Consegna: Ricopia parola per parola il passo dell'articolo sul naufragio di Cutro che va da "Dramma migranti, l’arcivescovo" fino a "vita 67 persone." incluso.

Articolo:
⁂

Dramma migranti, l’arcivescovo di Crotone: “Basta sfruttare la carne dei poveri”

 

“Questi eventi portano dentro di sé una serie di corresponsabilità che noi, come credenti, non possiamo trascurare”. L’arcivescovo di Crotone, monsignor Angelo Panzetta è stato il primo a varcare stamani la soglia della camera ardente nel Palamilone per rendere omaggio alle vittime del tragico naufragio al largo delle coste di Steccato di Cutro, dove hanno perso la vita 67 persone.

Monsignor Panzetta, a Vatican News parla di corresponsabilità per “il fatto di vivere in un mondo in cui la povertà costringe le persone a fuggire dai loro Paesi in un mondo in cui i diritti sono negati. Un mondo in cui ci sono persone che banchettano sulla carne dei poveri, è una cosa terribile!”.

⁂

Estratti dei dati:
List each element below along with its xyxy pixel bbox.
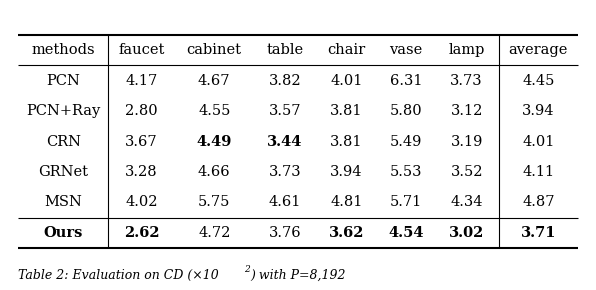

⁂

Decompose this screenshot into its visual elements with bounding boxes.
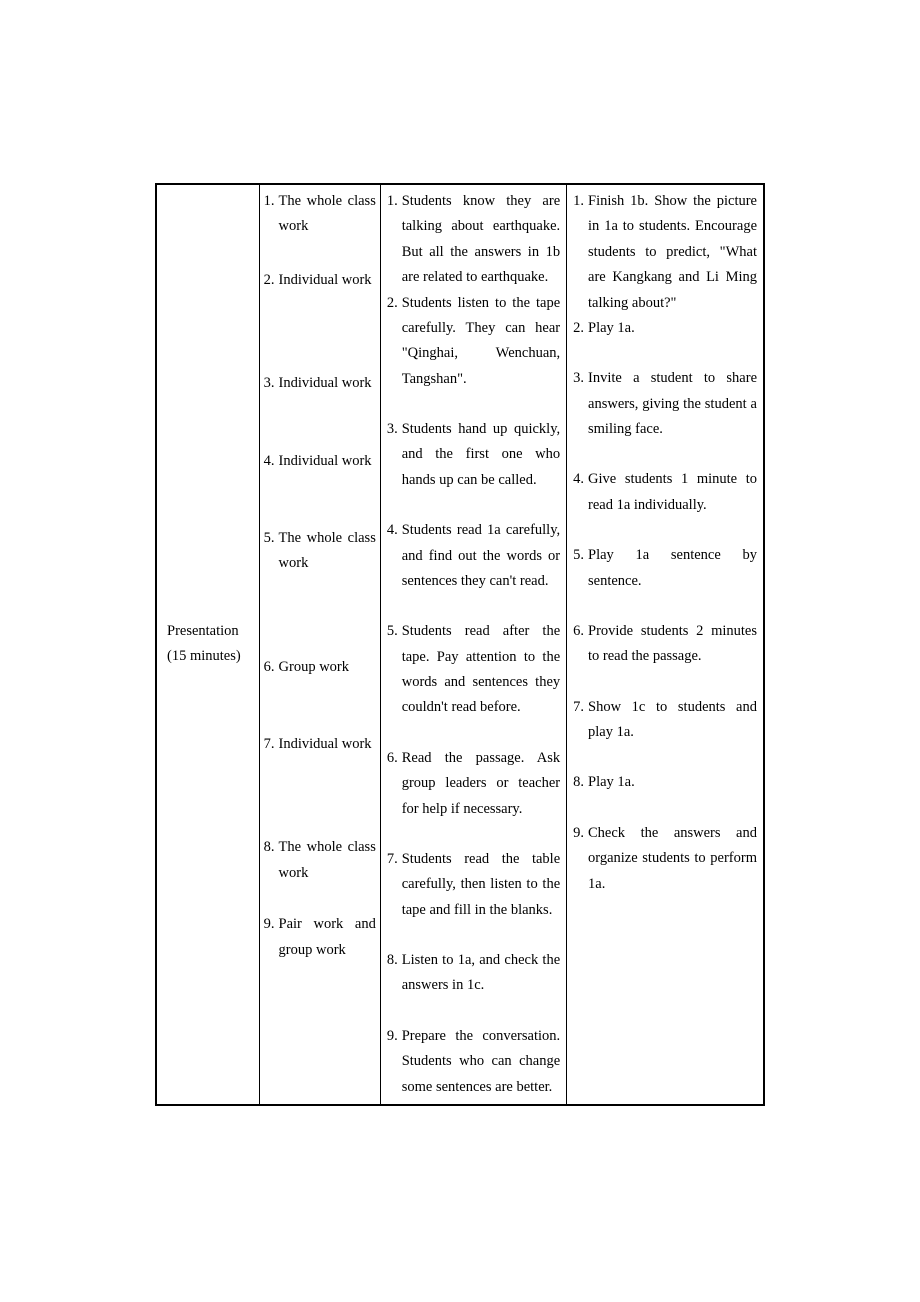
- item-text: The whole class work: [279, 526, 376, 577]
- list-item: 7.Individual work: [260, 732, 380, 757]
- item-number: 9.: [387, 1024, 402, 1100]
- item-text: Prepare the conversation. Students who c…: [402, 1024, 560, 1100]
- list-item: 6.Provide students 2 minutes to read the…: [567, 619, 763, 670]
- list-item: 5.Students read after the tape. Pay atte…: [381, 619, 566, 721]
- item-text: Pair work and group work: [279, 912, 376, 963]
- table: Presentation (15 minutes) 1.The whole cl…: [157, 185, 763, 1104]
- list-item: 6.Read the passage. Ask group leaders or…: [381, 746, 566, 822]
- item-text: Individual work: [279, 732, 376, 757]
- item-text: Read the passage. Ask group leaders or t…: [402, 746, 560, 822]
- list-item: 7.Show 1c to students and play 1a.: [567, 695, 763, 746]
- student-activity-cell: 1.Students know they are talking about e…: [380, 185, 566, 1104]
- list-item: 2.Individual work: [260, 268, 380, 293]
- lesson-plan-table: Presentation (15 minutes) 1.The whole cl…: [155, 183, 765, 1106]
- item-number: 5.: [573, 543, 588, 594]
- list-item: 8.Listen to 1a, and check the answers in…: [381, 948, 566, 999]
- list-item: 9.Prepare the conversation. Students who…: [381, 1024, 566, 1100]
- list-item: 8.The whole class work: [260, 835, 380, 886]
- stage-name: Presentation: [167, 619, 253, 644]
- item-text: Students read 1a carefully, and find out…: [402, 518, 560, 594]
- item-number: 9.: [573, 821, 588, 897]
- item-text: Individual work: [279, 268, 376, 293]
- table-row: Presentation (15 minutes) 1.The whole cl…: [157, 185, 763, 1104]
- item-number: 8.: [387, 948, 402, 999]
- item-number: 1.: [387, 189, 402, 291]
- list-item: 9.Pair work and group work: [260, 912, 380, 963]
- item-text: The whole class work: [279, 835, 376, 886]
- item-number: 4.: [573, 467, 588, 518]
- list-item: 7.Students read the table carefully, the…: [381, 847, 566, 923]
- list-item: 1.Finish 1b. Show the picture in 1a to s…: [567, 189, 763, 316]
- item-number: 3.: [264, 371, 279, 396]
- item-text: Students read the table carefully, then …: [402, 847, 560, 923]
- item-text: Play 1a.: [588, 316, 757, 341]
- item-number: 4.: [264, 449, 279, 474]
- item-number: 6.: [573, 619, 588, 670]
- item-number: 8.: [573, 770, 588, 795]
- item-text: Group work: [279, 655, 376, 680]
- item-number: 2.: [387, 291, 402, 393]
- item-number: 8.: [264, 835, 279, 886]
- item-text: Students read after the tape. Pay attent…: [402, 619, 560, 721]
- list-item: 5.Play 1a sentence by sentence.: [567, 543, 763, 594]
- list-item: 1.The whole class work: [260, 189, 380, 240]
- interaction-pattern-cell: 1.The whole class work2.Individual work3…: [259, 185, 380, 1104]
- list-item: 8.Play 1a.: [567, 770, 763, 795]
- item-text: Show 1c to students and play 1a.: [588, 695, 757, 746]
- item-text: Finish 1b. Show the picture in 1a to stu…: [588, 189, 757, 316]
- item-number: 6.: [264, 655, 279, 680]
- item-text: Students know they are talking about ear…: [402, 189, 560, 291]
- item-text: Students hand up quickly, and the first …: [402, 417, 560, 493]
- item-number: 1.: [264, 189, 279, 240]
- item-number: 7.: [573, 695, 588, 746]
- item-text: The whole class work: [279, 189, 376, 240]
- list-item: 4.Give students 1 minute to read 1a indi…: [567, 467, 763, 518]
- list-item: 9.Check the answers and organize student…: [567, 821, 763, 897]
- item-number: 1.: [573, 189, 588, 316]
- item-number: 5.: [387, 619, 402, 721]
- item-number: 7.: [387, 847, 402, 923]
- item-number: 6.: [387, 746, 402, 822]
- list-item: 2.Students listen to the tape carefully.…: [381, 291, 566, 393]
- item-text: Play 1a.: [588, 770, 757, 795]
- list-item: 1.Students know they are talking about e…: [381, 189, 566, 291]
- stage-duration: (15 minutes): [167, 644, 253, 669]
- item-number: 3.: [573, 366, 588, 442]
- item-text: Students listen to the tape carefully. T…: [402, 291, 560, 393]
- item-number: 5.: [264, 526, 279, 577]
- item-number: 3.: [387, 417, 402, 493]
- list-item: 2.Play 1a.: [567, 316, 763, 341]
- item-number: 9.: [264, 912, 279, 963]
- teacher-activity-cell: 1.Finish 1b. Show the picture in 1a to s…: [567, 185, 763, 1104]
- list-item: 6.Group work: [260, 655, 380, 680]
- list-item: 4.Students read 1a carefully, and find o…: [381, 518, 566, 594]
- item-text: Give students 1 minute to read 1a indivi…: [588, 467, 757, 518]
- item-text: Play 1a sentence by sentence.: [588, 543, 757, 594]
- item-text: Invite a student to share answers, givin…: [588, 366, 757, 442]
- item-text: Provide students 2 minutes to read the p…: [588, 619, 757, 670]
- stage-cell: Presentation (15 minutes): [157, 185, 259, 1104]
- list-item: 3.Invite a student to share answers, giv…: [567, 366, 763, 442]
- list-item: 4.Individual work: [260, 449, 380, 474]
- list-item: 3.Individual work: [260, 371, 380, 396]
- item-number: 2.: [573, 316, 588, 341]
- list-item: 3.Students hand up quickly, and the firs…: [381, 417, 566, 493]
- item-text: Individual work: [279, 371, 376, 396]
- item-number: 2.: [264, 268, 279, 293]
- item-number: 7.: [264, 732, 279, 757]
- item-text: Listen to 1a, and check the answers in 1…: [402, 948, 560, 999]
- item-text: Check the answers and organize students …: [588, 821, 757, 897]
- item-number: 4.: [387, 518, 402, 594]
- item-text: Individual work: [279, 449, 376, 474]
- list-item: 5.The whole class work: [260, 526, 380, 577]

⁂

Esercizio svolto:
Dramma migranti, l’arcivescovo di Crotone: “Basta sfruttare la carne dei poveri”

 

“Questi eventi portano dentro di sé una serie di corresponsabilità che noi, come credenti, non possiamo trascurare”. L’arcivescovo di Crotone, monsignor Angelo Panzetta è stato il primo a varcare stamani la soglia della camera ardente nel Palamilone per rendere omaggio alle vittime del tragico naufragio al largo delle coste di Steccato di Cutro, dove hanno perso la vita 67 persone.